# EXERCISE REQUIREMENTS
Look for the string "dati" in the lines and copy each line that has it.
>> begin SOURCE MATERIAL
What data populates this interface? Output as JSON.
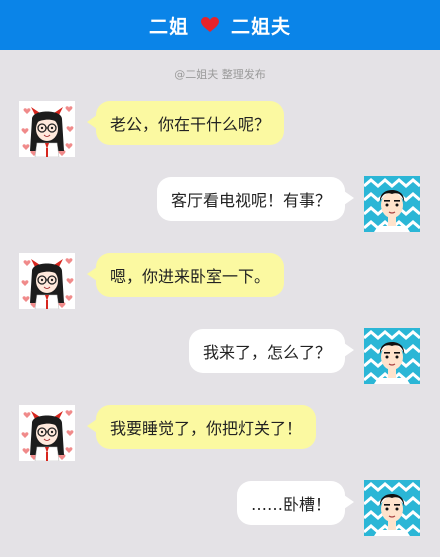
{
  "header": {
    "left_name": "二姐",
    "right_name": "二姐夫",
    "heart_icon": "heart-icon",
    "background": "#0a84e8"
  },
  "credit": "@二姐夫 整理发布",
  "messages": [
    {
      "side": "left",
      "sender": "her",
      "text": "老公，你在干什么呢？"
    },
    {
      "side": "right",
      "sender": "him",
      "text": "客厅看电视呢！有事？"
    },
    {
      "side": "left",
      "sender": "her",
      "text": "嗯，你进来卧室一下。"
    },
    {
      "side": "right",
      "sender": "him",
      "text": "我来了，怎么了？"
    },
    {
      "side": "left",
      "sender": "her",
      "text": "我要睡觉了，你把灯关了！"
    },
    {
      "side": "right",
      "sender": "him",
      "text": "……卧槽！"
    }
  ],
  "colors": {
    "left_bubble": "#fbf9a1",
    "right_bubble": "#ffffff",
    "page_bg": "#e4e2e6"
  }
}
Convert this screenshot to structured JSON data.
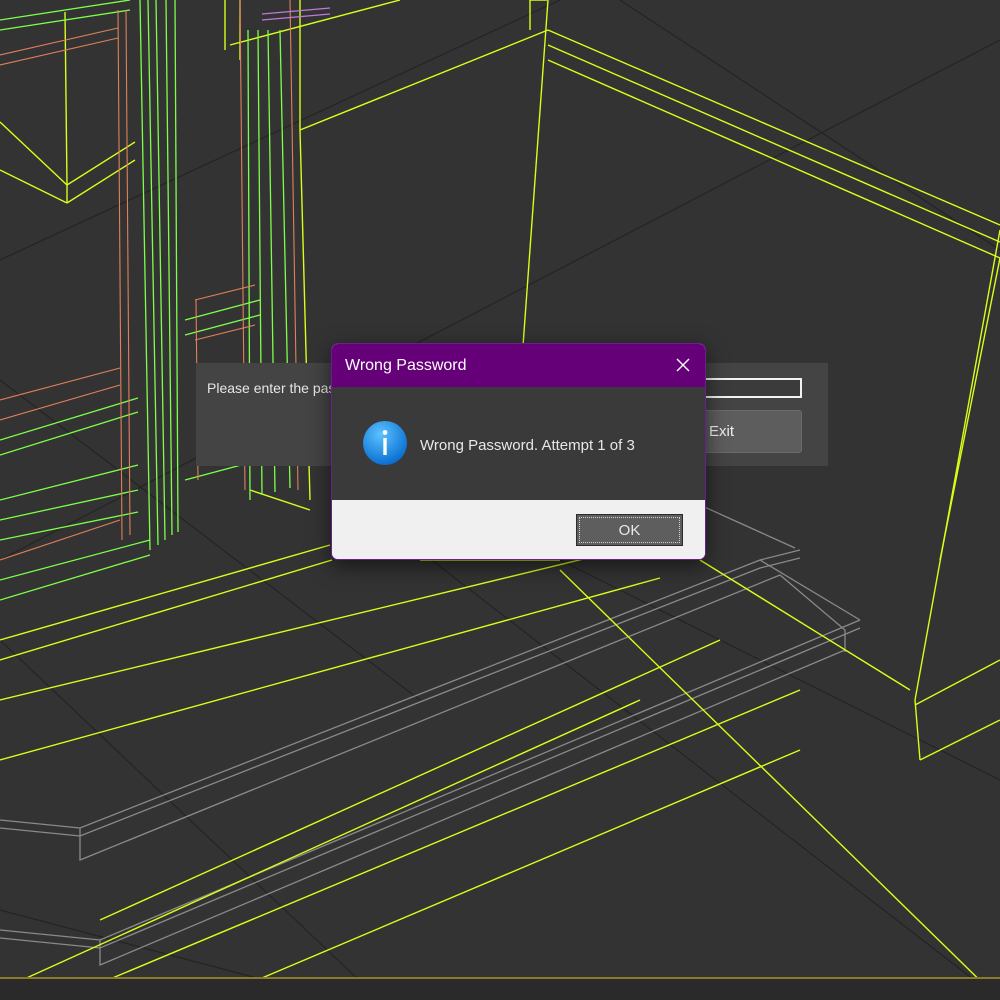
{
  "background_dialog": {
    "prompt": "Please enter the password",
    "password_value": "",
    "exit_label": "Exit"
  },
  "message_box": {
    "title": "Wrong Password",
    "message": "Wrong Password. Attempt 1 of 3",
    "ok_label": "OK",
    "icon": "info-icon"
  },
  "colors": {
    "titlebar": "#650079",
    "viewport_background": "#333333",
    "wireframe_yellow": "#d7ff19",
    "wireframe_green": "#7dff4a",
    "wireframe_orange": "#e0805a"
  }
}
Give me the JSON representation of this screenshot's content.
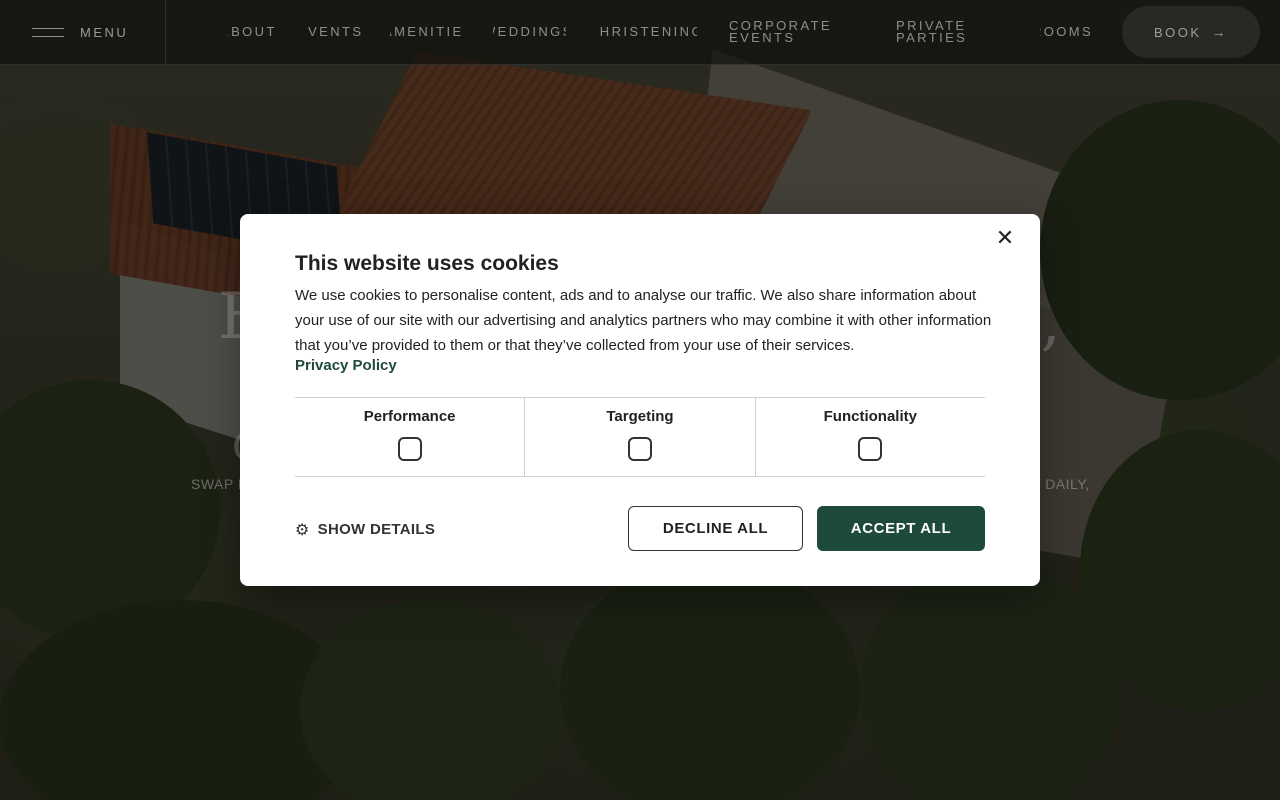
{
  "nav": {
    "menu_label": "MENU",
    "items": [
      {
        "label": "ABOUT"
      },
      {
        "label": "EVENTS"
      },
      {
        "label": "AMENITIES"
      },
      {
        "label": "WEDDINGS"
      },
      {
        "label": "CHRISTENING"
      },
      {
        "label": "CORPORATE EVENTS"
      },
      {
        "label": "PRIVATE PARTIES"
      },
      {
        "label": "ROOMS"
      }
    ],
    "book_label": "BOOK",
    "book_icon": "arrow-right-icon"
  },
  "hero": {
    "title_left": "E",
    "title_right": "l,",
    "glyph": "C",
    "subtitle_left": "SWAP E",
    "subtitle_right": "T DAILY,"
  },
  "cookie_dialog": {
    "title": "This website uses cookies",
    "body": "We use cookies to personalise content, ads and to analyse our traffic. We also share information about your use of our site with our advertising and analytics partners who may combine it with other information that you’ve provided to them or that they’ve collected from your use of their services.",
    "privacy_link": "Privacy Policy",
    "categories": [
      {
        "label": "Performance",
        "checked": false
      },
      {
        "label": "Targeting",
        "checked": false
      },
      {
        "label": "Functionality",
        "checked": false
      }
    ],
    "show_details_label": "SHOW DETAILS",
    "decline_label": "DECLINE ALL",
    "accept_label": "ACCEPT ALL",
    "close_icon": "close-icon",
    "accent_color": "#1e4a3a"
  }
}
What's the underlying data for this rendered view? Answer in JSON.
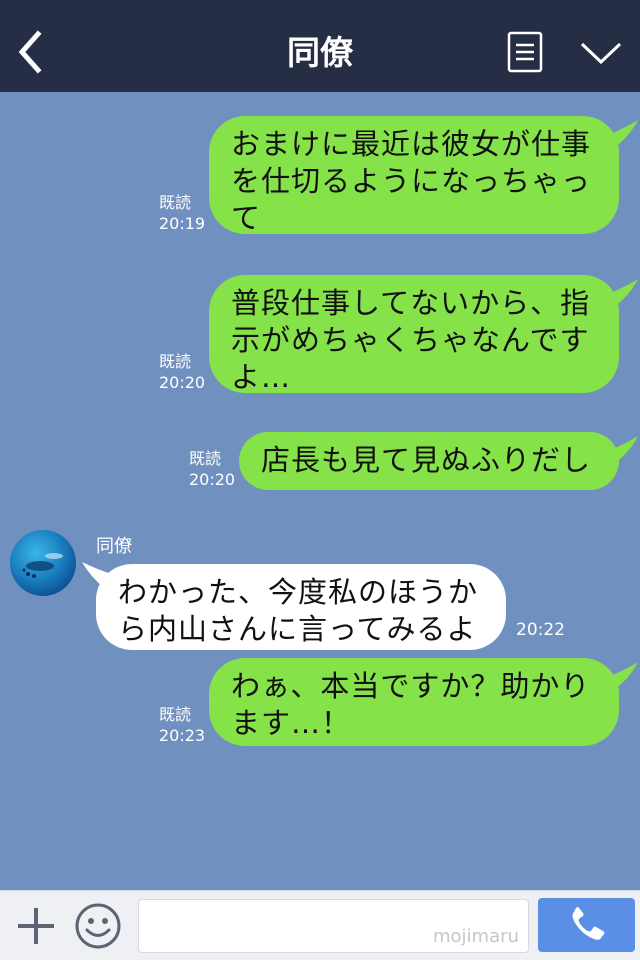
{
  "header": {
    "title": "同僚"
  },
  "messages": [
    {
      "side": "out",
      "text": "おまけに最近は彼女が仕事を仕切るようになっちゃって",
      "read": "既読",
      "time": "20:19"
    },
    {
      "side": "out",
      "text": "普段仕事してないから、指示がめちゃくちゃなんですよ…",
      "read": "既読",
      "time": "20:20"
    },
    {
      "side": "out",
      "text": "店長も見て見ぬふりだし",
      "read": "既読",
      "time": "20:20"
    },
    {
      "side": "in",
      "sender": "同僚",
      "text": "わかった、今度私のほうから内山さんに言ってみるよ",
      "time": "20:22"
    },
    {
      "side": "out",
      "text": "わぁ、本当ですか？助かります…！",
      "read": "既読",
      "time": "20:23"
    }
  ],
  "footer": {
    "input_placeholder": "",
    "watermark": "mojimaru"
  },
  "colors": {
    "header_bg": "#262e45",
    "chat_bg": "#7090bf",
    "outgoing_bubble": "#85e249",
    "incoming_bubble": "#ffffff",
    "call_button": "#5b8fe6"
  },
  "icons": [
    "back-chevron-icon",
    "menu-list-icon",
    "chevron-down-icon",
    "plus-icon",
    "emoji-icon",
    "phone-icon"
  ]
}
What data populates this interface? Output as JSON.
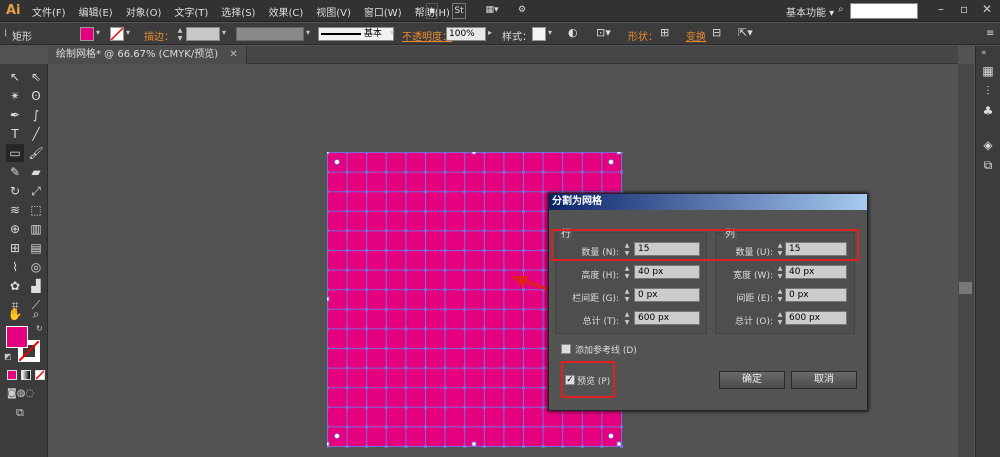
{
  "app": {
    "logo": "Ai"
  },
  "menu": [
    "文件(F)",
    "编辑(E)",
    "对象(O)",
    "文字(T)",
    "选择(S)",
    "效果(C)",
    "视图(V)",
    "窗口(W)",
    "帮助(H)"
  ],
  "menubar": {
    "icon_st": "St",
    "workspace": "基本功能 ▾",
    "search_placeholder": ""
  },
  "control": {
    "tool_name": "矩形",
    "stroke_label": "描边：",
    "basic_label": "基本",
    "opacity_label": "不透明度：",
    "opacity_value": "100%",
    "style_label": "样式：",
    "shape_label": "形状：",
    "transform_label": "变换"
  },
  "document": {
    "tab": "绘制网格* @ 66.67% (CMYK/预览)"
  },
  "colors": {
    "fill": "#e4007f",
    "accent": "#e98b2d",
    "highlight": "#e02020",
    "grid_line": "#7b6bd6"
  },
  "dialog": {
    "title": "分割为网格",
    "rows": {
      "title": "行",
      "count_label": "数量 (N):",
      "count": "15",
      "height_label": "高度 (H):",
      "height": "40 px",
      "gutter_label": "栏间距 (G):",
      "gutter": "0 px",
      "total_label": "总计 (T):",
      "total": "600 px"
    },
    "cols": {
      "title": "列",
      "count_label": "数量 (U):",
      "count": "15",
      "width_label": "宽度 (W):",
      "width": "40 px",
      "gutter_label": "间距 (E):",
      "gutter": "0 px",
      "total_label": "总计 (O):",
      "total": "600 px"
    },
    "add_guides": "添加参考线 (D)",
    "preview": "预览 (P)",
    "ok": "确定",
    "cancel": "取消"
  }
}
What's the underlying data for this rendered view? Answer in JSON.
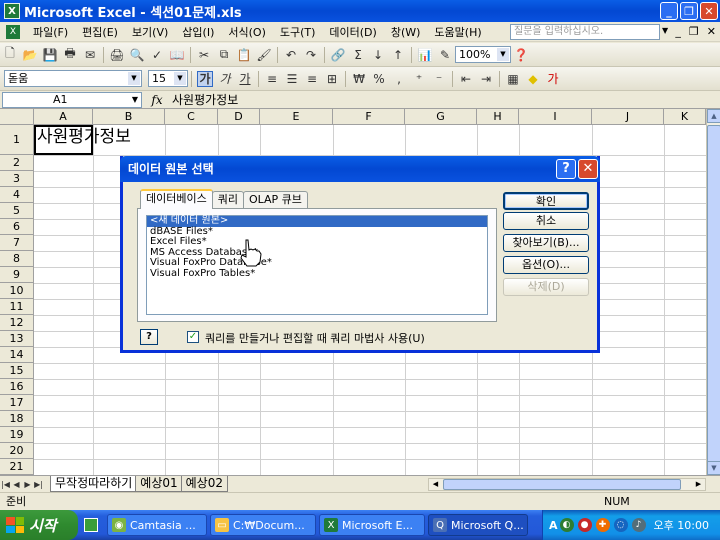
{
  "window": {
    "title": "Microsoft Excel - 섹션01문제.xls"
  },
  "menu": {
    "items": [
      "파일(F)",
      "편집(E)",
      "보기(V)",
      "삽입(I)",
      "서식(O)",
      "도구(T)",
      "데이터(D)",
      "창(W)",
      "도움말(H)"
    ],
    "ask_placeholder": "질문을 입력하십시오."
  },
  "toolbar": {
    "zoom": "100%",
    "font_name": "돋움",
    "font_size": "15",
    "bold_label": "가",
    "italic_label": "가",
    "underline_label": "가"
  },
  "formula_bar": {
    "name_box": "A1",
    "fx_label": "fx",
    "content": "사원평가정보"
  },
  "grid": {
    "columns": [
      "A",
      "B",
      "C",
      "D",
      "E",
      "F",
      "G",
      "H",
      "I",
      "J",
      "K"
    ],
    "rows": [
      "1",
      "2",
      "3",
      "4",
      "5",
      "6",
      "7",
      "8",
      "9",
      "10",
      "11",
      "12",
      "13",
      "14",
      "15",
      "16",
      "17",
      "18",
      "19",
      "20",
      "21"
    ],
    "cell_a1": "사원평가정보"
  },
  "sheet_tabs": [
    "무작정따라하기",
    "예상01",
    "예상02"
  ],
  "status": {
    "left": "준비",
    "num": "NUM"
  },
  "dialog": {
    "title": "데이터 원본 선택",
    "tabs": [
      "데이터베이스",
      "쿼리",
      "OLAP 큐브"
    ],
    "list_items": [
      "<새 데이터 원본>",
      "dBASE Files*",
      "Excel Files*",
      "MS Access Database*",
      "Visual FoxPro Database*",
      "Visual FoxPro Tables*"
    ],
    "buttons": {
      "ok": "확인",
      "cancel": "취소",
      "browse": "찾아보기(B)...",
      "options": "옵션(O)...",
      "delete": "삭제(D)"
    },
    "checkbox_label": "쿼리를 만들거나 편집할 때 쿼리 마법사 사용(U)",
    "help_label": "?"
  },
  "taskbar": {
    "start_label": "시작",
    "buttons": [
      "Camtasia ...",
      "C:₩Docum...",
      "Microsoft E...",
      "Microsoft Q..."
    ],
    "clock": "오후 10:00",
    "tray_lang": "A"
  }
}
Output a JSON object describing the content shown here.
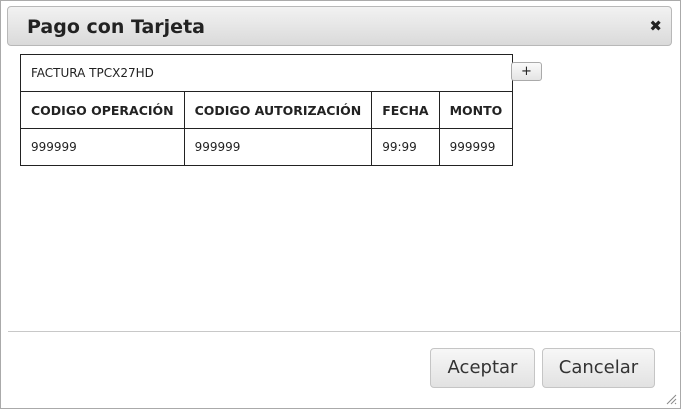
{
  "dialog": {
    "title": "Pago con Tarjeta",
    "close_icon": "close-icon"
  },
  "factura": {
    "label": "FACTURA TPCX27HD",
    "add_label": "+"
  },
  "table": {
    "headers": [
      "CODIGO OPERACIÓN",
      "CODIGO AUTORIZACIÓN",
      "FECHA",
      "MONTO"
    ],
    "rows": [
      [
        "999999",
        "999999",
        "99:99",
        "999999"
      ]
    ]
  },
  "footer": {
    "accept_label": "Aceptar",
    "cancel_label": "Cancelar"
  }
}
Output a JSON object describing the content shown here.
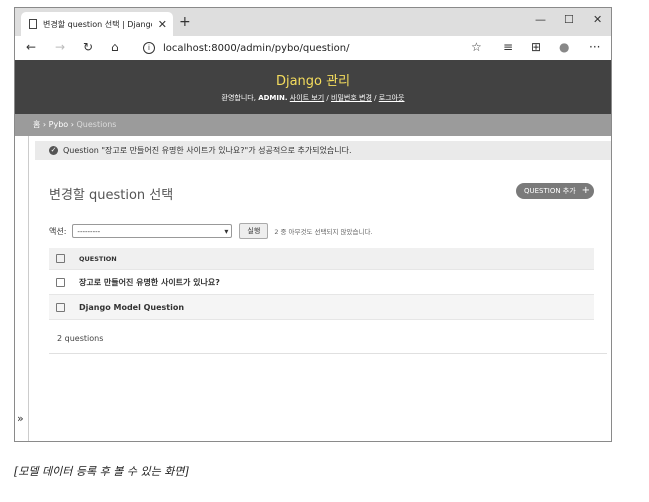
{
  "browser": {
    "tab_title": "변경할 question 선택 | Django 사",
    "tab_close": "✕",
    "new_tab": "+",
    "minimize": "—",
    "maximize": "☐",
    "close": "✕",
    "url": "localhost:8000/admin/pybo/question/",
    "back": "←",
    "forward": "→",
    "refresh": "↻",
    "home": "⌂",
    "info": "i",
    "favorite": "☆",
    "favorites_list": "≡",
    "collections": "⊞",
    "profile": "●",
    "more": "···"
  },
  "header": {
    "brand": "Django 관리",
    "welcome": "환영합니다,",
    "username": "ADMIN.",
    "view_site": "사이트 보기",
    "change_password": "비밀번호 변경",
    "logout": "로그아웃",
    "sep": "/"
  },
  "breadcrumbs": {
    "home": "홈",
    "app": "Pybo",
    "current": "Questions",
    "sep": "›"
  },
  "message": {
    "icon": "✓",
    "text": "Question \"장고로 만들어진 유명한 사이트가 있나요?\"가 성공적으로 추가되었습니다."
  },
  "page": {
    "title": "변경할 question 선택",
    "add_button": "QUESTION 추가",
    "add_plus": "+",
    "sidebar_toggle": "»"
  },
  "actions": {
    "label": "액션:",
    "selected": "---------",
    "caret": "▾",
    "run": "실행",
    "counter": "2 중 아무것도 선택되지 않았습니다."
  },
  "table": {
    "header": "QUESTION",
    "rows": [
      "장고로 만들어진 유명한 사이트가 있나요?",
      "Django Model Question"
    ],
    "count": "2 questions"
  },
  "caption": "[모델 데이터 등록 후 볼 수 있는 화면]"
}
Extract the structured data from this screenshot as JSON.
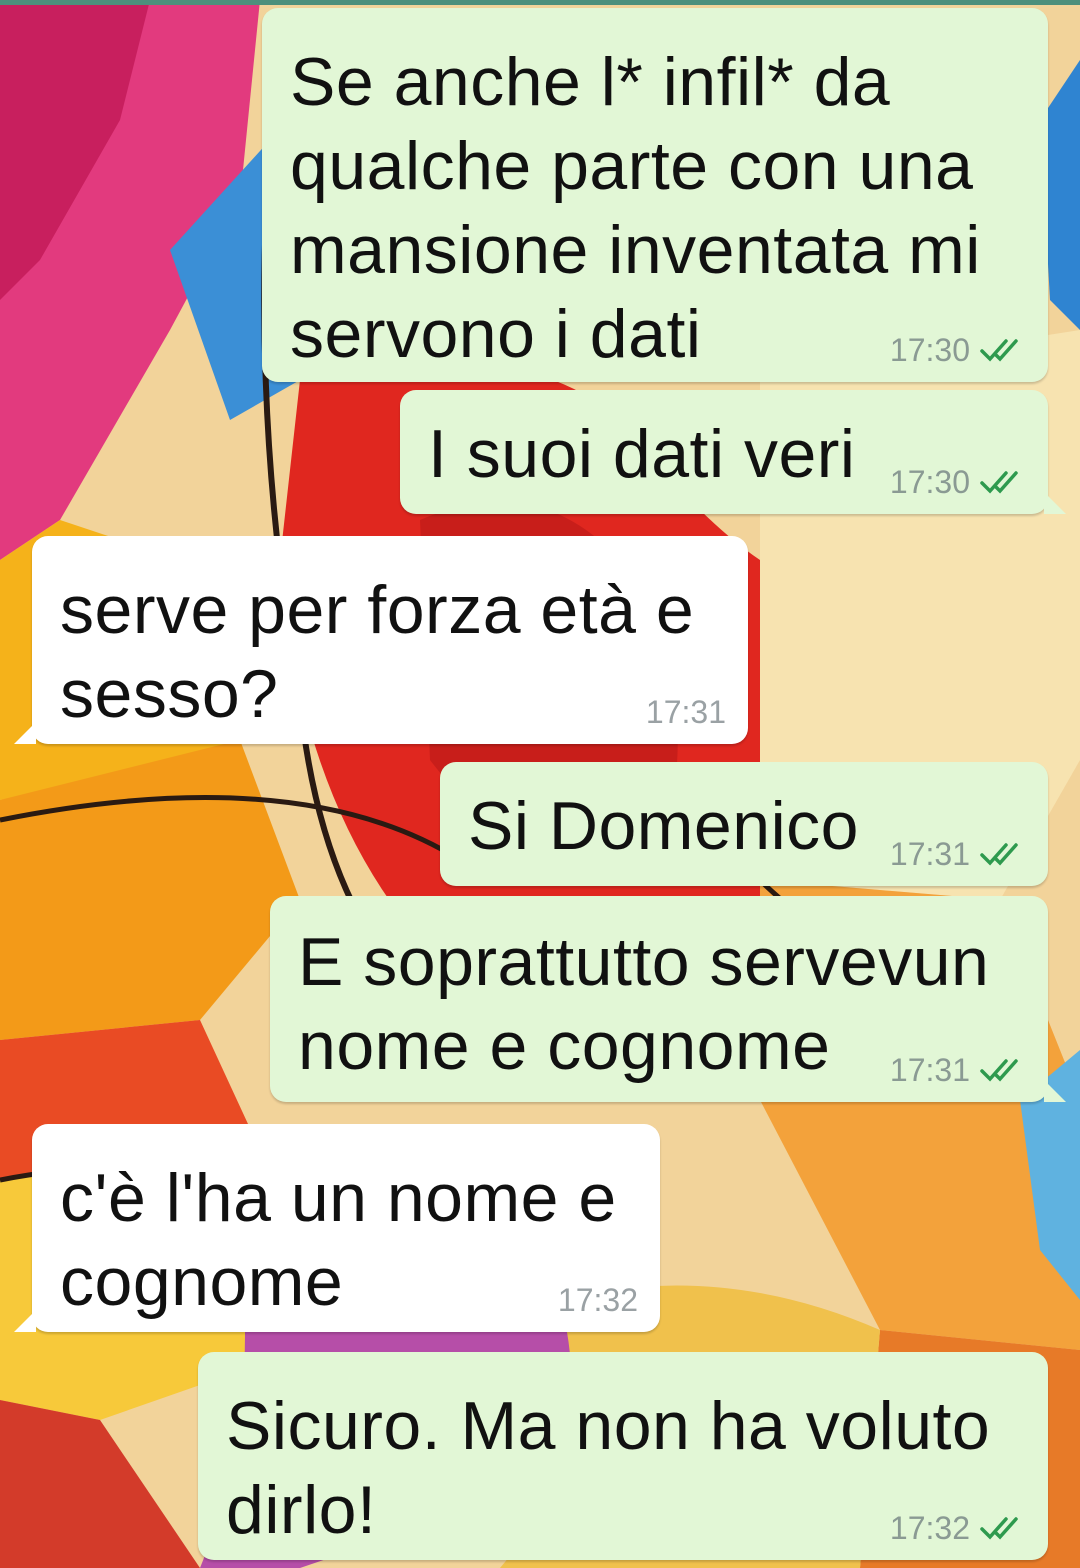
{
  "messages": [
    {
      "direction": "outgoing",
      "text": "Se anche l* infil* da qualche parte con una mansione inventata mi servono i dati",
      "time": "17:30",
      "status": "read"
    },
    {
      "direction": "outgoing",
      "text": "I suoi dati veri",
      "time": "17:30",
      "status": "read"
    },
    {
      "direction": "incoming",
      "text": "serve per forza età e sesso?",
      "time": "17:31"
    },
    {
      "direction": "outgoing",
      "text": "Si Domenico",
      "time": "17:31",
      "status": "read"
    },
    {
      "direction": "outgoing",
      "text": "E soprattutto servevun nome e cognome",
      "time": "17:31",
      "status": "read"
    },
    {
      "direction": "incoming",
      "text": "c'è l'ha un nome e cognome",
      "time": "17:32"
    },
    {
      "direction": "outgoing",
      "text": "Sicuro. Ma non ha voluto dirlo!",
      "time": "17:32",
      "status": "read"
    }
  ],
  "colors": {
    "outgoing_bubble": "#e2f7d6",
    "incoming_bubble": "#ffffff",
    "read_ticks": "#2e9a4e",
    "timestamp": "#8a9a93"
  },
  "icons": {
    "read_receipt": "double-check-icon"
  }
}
>> end SOURCE MATERIAL
# SOLVED PROBLEM
      "text": "Se anche l* infil* da qualche parte con una mansione inventata mi servono i dati",
      "text": "I suoi dati veri",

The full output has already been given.